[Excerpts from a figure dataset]
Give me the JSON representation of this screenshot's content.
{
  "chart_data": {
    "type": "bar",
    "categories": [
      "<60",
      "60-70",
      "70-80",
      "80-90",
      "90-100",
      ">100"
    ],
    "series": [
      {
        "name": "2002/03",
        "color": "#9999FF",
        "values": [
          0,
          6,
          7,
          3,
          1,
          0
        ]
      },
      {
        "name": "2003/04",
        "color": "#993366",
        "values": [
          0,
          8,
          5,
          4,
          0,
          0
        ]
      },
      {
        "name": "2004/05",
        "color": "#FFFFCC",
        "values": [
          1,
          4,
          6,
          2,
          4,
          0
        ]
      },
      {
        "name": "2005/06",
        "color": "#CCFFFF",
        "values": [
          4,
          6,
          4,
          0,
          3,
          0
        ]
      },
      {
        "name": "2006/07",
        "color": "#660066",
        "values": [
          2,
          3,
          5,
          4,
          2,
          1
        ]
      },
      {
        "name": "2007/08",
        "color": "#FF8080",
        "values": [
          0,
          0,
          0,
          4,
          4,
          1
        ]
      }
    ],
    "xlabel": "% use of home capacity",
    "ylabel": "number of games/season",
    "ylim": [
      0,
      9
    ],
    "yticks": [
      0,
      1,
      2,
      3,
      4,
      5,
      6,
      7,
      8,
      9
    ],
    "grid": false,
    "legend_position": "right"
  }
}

---

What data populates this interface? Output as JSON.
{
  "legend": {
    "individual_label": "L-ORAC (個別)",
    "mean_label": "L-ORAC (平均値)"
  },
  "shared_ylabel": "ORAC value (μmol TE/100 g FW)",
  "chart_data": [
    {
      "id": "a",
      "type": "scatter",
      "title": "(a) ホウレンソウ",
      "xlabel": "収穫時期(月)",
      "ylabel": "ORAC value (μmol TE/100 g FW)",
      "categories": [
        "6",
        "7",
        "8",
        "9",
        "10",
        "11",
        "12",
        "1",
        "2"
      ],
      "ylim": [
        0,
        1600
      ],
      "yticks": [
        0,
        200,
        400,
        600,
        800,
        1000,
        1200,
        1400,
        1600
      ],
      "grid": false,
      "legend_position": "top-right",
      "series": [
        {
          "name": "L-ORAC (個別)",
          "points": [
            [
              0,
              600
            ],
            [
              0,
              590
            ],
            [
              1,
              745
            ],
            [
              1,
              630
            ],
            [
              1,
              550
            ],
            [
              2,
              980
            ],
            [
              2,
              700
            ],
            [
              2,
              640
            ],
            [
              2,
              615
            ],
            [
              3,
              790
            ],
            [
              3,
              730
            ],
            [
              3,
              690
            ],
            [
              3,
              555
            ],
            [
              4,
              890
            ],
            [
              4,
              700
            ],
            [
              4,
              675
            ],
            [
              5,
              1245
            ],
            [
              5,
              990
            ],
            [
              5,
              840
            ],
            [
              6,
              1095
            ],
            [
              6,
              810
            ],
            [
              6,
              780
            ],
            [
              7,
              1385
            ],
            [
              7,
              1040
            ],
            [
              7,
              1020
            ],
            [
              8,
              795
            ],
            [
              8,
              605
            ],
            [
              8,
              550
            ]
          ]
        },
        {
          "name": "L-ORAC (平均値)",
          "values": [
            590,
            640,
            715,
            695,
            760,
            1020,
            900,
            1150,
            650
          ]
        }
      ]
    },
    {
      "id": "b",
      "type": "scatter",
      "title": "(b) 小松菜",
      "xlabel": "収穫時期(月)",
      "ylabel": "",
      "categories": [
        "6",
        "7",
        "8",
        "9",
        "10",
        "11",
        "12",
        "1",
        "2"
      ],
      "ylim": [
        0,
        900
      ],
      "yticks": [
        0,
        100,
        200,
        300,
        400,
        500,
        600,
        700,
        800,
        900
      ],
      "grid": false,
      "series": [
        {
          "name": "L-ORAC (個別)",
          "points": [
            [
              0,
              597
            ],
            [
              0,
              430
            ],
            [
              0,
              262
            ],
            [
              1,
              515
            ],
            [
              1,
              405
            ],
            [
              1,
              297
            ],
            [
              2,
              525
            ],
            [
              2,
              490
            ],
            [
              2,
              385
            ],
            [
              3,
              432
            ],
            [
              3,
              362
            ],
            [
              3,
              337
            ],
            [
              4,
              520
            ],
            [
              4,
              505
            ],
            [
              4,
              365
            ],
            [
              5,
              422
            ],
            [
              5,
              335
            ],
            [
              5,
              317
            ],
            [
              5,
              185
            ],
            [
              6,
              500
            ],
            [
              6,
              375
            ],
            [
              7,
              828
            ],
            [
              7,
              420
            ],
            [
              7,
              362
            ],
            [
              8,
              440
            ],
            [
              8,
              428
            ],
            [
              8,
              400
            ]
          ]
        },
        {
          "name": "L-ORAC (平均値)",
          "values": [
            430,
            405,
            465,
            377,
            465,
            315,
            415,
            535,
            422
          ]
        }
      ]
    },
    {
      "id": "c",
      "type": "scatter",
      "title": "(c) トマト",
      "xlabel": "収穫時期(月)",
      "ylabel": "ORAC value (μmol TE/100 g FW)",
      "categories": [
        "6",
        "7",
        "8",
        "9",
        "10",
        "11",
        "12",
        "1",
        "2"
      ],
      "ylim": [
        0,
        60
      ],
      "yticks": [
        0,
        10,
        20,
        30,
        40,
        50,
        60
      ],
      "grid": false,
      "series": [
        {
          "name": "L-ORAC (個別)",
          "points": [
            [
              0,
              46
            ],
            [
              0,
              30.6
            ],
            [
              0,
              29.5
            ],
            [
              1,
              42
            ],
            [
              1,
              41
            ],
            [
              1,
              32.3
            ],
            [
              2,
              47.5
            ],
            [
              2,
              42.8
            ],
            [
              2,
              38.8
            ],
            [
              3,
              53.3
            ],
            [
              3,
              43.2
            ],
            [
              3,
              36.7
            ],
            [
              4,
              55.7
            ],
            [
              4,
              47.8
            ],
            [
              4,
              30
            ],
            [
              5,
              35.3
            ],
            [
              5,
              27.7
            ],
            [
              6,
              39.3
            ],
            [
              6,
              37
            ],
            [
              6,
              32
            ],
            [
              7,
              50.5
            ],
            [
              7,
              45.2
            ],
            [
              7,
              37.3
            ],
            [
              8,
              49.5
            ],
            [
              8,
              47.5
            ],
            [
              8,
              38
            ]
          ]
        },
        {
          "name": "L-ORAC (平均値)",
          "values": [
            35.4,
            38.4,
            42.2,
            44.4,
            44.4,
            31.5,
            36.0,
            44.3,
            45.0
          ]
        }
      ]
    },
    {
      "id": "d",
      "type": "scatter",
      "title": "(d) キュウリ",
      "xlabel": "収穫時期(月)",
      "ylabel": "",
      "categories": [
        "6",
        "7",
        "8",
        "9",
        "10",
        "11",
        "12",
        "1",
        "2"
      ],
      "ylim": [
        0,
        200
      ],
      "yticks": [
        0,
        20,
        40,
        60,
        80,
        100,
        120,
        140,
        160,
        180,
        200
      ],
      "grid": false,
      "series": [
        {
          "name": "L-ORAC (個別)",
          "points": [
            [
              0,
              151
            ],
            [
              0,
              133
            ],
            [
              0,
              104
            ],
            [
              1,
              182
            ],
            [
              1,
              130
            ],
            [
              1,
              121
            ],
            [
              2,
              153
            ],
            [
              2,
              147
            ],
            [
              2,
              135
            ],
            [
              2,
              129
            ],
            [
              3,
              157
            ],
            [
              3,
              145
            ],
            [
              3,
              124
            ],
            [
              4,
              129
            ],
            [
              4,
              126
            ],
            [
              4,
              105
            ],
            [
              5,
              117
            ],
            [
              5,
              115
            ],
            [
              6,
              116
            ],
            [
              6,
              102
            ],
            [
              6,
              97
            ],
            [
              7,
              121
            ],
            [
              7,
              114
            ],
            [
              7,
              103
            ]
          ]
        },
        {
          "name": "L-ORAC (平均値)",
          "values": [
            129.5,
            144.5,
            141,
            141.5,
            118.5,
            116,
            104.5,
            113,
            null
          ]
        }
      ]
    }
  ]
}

* * *

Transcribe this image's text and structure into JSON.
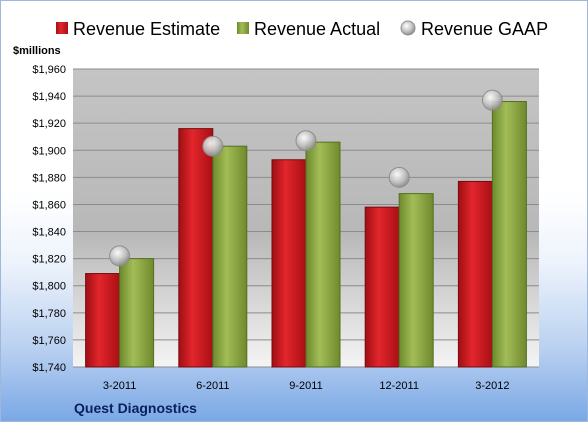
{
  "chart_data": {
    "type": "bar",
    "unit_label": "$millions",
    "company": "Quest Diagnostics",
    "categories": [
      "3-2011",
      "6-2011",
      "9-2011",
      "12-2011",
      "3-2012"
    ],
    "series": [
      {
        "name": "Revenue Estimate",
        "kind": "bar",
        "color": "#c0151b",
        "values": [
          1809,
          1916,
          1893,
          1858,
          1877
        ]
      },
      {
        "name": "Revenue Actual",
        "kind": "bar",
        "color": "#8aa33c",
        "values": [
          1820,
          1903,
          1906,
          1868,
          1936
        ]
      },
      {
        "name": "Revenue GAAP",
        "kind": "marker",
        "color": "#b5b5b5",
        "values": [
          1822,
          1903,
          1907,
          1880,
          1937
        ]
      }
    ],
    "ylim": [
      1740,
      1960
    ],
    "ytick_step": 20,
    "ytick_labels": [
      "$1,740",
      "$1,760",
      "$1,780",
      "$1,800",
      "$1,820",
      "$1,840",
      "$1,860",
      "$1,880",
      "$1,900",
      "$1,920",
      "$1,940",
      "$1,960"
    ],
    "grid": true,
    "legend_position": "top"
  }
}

__AIM__: Go through the material above and copy each line that has the word "JSON".

__FINISHED ANSWER__:
Give me the JSON representation of this screenshot's content.
What data populates this interface? Output as JSON.
Transcribe this image's text and structure into JSON.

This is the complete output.